> _Data to use_
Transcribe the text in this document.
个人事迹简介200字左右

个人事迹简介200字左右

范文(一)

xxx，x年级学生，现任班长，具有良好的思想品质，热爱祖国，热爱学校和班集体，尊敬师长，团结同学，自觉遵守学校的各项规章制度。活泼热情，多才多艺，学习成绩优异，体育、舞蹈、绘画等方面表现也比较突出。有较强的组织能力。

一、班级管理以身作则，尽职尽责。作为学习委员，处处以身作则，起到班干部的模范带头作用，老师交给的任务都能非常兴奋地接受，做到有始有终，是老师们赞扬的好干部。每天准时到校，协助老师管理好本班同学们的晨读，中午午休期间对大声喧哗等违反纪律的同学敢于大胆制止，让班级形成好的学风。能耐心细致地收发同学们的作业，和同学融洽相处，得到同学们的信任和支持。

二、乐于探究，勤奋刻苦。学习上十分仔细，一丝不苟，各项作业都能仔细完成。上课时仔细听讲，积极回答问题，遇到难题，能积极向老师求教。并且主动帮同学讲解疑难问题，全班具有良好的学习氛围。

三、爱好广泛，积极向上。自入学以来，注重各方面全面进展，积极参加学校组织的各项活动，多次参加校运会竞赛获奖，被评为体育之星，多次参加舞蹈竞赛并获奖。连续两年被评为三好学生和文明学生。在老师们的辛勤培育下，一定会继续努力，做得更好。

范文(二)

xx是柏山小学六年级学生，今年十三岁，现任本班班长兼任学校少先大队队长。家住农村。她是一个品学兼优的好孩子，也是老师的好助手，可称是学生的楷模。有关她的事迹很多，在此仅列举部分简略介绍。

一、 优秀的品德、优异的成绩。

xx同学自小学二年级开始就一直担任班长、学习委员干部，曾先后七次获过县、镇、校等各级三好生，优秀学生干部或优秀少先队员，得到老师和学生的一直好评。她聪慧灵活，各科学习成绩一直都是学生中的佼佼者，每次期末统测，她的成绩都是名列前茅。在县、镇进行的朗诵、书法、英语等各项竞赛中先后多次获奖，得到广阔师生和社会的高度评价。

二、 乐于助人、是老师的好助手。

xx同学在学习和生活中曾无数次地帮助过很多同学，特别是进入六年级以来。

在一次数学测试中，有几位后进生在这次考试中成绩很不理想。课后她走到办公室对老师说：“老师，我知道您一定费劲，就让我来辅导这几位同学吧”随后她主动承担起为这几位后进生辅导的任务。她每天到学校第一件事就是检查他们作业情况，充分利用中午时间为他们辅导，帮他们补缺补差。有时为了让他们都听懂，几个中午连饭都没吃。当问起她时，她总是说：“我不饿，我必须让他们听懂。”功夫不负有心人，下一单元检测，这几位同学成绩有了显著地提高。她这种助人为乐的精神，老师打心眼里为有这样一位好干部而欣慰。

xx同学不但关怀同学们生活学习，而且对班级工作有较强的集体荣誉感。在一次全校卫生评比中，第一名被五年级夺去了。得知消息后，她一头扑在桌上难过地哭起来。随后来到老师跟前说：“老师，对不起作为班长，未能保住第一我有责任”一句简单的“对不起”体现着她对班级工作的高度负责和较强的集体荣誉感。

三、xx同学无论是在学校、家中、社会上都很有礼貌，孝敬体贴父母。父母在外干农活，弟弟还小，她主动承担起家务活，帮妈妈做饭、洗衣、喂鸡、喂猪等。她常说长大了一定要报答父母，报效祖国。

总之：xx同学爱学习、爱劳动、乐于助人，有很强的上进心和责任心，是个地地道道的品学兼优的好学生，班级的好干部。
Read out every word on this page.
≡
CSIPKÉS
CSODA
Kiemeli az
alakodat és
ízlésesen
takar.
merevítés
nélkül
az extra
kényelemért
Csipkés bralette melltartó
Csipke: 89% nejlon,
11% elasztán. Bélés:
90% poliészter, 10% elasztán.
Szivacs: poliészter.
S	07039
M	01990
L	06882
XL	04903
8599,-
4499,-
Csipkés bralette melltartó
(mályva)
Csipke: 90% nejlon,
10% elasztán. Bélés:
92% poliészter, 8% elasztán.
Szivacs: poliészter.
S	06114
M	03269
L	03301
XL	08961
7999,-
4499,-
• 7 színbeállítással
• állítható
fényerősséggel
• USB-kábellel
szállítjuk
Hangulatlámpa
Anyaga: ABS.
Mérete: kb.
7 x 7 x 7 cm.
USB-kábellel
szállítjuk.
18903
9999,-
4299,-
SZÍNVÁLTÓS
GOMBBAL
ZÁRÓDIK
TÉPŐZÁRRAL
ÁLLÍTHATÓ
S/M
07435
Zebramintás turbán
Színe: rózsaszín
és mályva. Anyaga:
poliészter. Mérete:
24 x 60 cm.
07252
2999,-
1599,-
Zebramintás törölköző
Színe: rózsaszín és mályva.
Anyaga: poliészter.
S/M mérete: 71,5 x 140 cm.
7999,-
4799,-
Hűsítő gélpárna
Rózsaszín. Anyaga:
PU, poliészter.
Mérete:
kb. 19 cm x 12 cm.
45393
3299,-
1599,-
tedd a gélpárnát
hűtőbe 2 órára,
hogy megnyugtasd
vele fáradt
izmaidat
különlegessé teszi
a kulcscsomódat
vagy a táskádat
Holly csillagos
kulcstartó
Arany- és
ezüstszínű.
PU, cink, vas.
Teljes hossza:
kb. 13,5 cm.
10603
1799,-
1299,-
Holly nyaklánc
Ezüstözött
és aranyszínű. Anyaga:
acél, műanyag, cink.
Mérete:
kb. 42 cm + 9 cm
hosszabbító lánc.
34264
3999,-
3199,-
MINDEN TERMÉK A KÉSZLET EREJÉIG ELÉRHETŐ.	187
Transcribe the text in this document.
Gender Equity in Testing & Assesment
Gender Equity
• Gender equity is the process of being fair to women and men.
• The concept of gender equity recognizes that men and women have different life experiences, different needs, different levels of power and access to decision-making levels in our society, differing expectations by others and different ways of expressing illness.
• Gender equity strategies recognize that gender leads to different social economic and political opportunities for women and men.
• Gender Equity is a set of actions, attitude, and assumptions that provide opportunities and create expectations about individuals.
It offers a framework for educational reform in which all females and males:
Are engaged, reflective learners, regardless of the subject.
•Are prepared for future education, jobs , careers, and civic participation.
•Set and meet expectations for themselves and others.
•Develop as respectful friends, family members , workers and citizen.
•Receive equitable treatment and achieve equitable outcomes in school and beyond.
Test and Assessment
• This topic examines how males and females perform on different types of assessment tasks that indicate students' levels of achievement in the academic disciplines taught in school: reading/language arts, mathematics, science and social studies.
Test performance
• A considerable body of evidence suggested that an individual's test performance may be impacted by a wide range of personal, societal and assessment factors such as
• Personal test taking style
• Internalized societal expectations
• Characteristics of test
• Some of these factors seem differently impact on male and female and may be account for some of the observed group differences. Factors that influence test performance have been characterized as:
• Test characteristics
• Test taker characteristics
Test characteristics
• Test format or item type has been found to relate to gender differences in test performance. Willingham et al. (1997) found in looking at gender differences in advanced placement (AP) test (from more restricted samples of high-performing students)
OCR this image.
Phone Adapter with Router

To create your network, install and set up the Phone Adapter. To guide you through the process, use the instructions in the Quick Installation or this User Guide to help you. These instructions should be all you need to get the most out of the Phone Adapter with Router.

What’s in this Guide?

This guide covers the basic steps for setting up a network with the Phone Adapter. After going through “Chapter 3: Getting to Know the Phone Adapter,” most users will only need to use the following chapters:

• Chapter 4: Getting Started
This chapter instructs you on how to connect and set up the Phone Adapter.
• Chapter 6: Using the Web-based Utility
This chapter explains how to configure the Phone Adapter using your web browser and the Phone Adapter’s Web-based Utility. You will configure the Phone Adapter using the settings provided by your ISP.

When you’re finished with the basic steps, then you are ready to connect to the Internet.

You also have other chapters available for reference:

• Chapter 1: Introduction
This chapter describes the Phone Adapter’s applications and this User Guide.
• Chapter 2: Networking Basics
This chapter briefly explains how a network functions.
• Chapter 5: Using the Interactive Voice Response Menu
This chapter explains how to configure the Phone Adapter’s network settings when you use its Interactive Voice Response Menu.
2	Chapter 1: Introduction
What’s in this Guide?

> _Exercise details_
Copy all lines from the entries that contain the word "Introduction".

> _Solution to this exercise_
• Chapter 1: Introduction
2	Chapter 1: Introduction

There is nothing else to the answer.